== Goal ==
Copy out every line of the records where the string "DOMINGO" occurs.

== Dataset entries ==
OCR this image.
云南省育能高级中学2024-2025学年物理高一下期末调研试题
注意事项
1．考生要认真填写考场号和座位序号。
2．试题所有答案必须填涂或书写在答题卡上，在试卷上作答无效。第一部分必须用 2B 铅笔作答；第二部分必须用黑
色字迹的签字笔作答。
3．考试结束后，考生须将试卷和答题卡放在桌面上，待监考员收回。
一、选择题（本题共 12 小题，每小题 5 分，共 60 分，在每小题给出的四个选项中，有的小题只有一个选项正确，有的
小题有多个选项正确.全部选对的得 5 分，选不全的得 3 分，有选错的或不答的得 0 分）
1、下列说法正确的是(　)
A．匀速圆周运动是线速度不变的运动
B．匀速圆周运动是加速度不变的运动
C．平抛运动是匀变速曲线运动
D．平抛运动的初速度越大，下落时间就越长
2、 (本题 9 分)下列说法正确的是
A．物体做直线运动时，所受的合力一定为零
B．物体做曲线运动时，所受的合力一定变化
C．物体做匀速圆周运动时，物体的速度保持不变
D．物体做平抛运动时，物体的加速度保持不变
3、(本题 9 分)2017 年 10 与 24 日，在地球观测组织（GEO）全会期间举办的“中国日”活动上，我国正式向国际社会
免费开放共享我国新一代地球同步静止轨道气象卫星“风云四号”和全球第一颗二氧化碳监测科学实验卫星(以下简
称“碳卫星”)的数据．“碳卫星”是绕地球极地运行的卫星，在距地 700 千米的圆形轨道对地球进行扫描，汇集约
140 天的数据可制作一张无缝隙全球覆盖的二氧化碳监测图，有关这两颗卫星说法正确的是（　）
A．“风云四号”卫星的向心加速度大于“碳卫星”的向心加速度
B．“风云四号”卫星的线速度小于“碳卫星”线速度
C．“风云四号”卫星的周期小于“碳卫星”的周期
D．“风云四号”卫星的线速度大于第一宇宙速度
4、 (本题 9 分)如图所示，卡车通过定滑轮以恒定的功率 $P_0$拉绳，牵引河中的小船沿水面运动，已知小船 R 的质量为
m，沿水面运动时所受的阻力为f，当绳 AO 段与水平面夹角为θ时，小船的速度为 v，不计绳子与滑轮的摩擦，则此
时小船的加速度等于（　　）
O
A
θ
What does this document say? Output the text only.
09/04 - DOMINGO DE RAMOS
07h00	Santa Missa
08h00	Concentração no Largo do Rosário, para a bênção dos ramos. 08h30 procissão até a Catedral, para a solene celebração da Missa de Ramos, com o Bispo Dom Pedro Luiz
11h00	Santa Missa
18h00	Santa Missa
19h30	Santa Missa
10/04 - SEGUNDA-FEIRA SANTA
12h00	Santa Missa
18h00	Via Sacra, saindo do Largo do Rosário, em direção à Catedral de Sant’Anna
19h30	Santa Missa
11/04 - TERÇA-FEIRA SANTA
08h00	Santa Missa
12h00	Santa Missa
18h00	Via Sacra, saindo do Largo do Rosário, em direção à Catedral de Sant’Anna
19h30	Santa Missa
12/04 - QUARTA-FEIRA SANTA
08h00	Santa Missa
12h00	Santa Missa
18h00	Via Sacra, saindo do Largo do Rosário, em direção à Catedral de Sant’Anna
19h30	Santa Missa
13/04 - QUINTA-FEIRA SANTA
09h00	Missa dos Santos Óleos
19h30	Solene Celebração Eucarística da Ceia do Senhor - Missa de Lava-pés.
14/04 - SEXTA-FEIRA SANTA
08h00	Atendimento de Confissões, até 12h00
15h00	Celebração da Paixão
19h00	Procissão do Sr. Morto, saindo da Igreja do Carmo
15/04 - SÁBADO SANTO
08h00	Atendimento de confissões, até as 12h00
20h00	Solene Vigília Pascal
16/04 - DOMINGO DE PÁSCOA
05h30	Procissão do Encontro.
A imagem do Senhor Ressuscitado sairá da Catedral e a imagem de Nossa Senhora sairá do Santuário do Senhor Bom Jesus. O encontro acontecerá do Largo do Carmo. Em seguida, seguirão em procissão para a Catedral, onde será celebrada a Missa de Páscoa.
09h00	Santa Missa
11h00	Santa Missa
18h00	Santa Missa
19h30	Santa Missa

== Correct result ==
09/04 - DOMINGO DE RAMOS
16/04 - DOMINGO DE PÁSCOA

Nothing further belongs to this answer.